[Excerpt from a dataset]
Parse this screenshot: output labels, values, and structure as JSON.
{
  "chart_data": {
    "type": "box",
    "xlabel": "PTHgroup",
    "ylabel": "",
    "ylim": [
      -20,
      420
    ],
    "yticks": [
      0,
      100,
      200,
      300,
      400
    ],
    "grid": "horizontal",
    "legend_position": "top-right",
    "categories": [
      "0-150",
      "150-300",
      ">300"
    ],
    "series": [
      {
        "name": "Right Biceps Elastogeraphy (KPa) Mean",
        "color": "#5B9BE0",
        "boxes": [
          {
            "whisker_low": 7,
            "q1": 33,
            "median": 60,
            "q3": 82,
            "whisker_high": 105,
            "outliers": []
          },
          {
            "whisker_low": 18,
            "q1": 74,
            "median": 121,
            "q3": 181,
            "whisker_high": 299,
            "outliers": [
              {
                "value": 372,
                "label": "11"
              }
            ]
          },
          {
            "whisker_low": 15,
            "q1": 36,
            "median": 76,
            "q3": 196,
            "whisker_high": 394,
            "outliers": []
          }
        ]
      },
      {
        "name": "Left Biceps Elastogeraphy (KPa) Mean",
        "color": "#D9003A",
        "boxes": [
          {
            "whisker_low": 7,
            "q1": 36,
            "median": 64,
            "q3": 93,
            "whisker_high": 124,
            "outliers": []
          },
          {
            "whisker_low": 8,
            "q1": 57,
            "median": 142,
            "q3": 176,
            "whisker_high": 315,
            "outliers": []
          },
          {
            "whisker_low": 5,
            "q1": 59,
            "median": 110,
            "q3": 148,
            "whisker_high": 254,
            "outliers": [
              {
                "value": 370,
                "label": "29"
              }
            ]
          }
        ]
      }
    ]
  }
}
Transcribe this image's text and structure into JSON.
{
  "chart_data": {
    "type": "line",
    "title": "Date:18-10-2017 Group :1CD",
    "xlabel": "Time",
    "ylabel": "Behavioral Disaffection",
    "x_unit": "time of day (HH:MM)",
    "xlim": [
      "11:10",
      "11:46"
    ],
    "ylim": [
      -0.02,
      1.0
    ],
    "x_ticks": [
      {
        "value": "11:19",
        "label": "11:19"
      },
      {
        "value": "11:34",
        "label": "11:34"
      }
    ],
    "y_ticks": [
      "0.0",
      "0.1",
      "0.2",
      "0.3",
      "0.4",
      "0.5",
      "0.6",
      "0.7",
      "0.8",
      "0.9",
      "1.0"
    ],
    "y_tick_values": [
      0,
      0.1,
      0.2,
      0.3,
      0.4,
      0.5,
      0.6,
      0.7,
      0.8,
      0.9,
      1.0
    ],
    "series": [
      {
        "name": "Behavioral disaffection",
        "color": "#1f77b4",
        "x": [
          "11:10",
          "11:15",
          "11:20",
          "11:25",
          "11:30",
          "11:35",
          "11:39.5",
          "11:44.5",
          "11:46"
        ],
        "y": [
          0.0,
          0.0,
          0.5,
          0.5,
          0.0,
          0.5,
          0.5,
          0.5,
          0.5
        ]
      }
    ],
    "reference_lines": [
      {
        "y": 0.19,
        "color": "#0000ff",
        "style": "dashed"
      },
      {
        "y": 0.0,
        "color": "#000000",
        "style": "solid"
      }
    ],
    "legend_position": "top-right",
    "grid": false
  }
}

▶ [What is being asked]:
All records above must be set down exactly, please.

▶ [Correct result]:
Parse this screenshot: output labels, values, and structure as JSON.
{
  "chart_data": {
    "type": "box",
    "xlabel": "PTHgroup",
    "ylabel": "",
    "ylim": [
      -20,
      420
    ],
    "yticks": [
      0,
      100,
      200,
      300,
      400
    ],
    "grid": "horizontal",
    "legend_position": "top-right",
    "categories": [
      "0-150",
      "150-300",
      ">300"
    ],
    "series": [
      {
        "name": "Right Biceps Elastogeraphy (KPa) Mean",
        "color": "#5B9BE0",
        "boxes": [
          {
            "whisker_low": 7,
            "q1": 33,
            "median": 60,
            "q3": 82,
            "whisker_high": 105,
            "outliers": []
          },
          {
            "whisker_low": 18,
            "q1": 74,
            "median": 121,
            "q3": 181,
            "whisker_high": 299,
            "outliers": [
              {
                "value": 372,
                "label": "11"
              }
            ]
          },
          {
            "whisker_low": 15,
            "q1": 36,
            "median": 76,
            "q3": 196,
            "whisker_high": 394,
            "outliers": []
          }
        ]
      },
      {
        "name": "Left Biceps Elastogeraphy (KPa) Mean",
        "color": "#D9003A",
        "boxes": [
          {
            "whisker_low": 7,
            "q1": 36,
            "median": 64,
            "q3": 93,
            "whisker_high": 124,
            "outliers": []
          },
          {
            "whisker_low": 8,
            "q1": 57,
            "median": 142,
            "q3": 176,
            "whisker_high": 315,
            "outliers": []
          },
          {
            "whisker_low": 5,
            "q1": 59,
            "median": 110,
            "q3": 148,
            "whisker_high": 254,
            "outliers": [
              {
                "value": 370,
                "label": "29"
              }
            ]
          }
        ]
      }
    ]
  }
}
Transcribe this image's text and structure into JSON.
{
  "chart_data": {
    "type": "line",
    "title": "Date:18-10-2017 Group :1CD",
    "xlabel": "Time",
    "ylabel": "Behavioral Disaffection",
    "x_unit": "time of day (HH:MM)",
    "xlim": [
      "11:10",
      "11:46"
    ],
    "ylim": [
      -0.02,
      1.0
    ],
    "x_ticks": [
      {
        "value": "11:19",
        "label": "11:19"
      },
      {
        "value": "11:34",
        "label": "11:34"
      }
    ],
    "y_ticks": [
      "0.0",
      "0.1",
      "0.2",
      "0.3",
      "0.4",
      "0.5",
      "0.6",
      "0.7",
      "0.8",
      "0.9",
      "1.0"
    ],
    "y_tick_values": [
      0,
      0.1,
      0.2,
      0.3,
      0.4,
      0.5,
      0.6,
      0.7,
      0.8,
      0.9,
      1.0
    ],
    "series": [
      {
        "name": "Behavioral disaffection",
        "color": "#1f77b4",
        "x": [
          "11:10",
          "11:15",
          "11:20",
          "11:25",
          "11:30",
          "11:35",
          "11:39.5",
          "11:44.5",
          "11:46"
        ],
        "y": [
          0.0,
          0.0,
          0.5,
          0.5,
          0.0,
          0.5,
          0.5,
          0.5,
          0.5
        ]
      }
    ],
    "reference_lines": [
      {
        "y": 0.19,
        "color": "#0000ff",
        "style": "dashed"
      },
      {
        "y": 0.0,
        "color": "#000000",
        "style": "solid"
      }
    ],
    "legend_position": "top-right",
    "grid": false
  }
}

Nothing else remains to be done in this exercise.